> _What to do_: Copy every line from the records below that holds the word "JSON".

> _Extracted entries_:

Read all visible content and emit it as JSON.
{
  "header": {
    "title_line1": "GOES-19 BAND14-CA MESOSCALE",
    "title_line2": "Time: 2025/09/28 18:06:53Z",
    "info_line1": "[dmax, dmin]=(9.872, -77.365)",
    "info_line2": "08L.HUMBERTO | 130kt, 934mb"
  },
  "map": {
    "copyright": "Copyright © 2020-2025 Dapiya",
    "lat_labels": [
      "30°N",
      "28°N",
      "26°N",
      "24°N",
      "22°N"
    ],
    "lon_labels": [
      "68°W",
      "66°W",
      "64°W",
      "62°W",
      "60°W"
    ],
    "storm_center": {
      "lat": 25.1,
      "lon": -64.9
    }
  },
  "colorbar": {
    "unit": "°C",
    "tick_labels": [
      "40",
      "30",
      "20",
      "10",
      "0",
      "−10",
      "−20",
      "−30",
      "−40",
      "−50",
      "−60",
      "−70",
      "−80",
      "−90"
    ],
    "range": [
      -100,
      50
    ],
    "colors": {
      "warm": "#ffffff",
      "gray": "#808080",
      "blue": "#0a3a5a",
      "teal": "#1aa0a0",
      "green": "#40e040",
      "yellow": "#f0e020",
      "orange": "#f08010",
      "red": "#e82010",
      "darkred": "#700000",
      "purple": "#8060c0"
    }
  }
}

---

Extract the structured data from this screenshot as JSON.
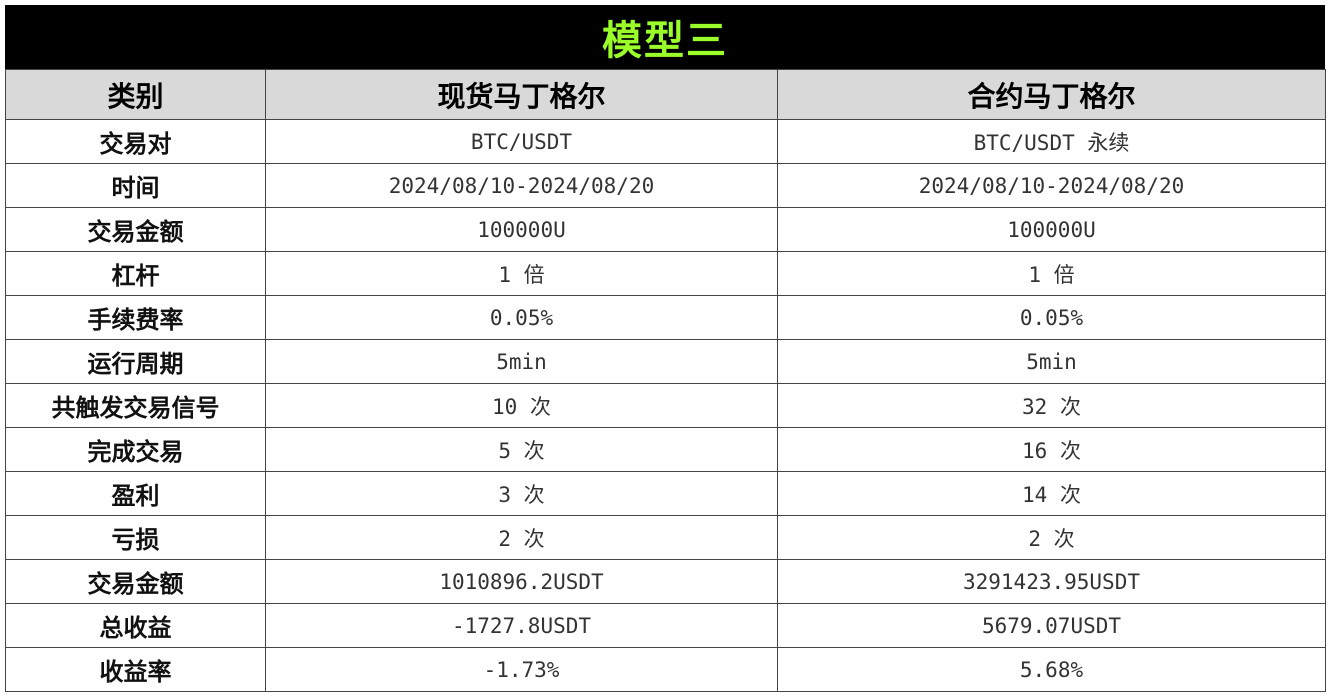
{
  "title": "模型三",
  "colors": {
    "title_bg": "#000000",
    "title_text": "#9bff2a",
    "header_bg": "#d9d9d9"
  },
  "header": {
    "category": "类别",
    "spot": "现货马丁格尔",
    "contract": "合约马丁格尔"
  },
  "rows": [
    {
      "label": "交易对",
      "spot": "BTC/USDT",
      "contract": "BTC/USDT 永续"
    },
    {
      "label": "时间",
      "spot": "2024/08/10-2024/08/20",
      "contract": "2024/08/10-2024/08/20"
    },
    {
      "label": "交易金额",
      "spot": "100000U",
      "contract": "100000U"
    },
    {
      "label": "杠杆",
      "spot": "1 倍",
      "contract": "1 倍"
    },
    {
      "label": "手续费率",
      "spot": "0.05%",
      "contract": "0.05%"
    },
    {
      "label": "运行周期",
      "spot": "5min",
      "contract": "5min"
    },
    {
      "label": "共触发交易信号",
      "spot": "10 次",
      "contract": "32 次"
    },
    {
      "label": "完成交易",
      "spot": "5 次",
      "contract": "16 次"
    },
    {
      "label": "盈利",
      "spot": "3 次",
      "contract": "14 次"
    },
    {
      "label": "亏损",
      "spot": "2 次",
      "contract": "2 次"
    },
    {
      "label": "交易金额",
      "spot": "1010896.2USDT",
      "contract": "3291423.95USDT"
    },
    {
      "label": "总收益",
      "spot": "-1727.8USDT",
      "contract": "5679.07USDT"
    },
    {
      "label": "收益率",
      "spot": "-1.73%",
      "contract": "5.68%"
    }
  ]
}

==

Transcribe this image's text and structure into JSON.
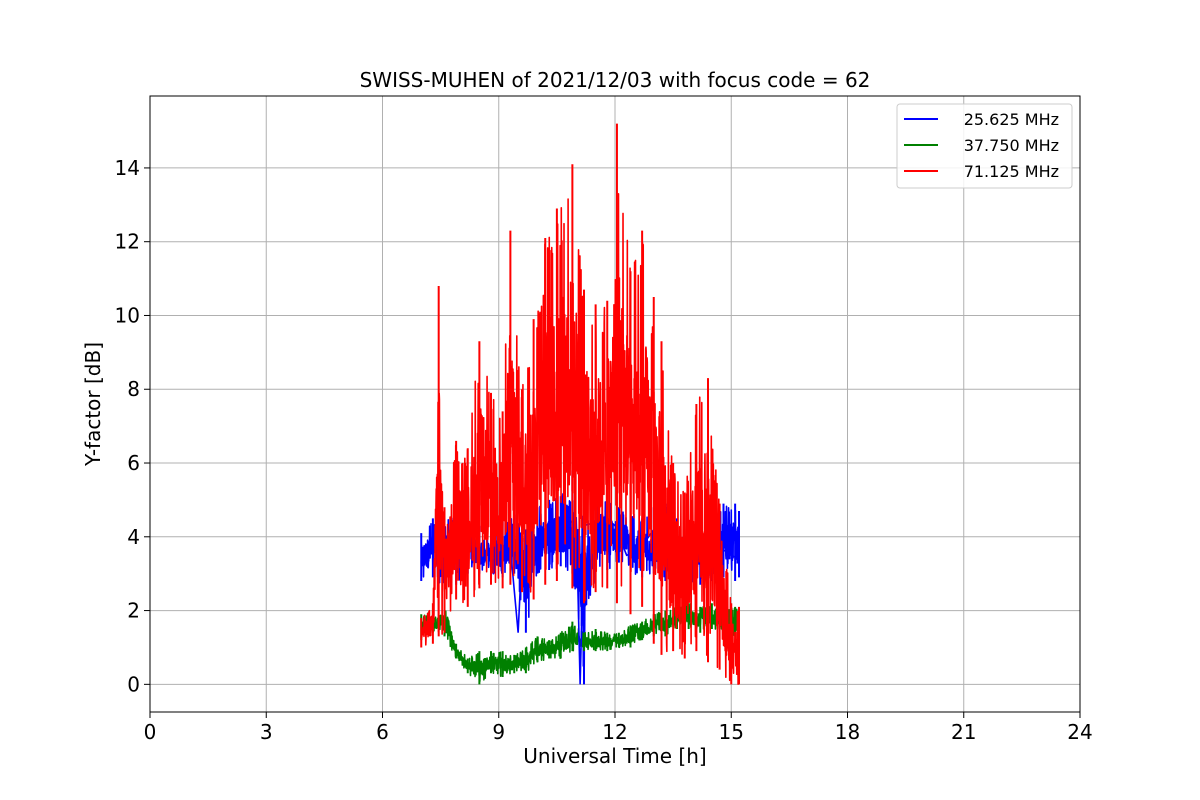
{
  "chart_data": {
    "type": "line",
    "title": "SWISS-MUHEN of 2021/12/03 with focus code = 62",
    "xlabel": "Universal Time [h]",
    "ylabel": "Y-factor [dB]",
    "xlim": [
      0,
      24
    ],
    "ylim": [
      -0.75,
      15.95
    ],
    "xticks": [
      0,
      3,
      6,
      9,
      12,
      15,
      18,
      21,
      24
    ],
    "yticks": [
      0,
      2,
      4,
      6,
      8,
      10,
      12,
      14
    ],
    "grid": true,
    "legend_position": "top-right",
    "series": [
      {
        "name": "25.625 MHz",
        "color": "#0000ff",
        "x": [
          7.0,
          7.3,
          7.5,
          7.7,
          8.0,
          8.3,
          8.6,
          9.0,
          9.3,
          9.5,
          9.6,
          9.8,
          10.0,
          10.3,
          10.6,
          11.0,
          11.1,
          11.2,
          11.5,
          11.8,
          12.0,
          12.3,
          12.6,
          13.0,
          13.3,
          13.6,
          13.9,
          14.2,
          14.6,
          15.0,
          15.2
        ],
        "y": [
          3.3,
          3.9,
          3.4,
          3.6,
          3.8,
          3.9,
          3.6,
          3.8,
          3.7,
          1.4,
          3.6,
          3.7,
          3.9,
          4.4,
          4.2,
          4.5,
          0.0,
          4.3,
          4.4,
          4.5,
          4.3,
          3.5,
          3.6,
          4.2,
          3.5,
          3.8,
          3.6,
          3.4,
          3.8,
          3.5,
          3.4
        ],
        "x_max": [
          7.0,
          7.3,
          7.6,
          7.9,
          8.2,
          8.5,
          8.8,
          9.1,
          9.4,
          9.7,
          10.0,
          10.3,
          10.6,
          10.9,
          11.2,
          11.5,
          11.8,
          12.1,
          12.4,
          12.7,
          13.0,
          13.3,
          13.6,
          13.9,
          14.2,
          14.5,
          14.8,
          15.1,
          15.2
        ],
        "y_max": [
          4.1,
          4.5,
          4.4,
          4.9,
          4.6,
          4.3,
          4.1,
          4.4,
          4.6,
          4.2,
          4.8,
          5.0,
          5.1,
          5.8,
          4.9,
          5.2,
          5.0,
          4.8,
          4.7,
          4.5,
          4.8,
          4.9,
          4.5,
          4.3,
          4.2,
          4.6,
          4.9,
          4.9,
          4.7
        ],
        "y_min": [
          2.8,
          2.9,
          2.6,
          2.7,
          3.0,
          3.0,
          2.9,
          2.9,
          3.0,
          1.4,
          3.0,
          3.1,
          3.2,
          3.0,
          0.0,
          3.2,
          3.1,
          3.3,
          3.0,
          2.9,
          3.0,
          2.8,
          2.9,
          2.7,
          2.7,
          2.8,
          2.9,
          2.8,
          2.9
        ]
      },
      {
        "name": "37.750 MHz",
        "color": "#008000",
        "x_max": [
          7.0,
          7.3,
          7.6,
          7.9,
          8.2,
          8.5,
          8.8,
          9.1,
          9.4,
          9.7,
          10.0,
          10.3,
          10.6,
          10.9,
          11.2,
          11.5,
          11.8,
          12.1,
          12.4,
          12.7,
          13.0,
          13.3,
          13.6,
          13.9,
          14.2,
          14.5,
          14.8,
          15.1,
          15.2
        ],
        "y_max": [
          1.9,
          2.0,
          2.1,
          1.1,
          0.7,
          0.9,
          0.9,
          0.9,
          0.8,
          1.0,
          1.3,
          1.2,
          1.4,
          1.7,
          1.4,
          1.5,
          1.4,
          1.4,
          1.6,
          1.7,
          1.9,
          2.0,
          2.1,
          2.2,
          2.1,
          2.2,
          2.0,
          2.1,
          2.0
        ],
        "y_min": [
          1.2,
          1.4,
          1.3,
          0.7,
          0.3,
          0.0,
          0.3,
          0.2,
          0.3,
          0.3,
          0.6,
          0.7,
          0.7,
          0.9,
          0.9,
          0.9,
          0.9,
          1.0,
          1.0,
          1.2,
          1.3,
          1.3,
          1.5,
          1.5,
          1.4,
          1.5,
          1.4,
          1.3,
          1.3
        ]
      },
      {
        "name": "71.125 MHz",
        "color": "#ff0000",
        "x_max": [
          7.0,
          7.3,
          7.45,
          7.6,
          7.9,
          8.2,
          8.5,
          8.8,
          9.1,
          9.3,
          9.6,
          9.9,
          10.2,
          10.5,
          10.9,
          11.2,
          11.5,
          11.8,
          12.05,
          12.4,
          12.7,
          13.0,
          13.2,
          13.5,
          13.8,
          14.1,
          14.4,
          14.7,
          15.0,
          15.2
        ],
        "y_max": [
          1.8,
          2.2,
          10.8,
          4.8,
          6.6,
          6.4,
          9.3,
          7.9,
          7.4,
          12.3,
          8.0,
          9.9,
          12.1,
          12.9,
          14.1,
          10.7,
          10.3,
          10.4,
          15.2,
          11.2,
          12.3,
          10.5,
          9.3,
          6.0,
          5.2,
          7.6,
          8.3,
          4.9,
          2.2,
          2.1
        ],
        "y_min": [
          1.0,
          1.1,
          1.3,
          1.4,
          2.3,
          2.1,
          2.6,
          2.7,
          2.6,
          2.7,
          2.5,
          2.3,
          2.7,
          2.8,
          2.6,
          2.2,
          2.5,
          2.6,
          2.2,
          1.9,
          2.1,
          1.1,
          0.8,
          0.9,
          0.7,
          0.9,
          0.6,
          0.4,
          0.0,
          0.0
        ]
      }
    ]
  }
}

> _Answer below_:
Read all visible content and emit it as JSON.
Extract the structured data from this screenshot as JSON.
Transcribe this image's text and structure into JSON.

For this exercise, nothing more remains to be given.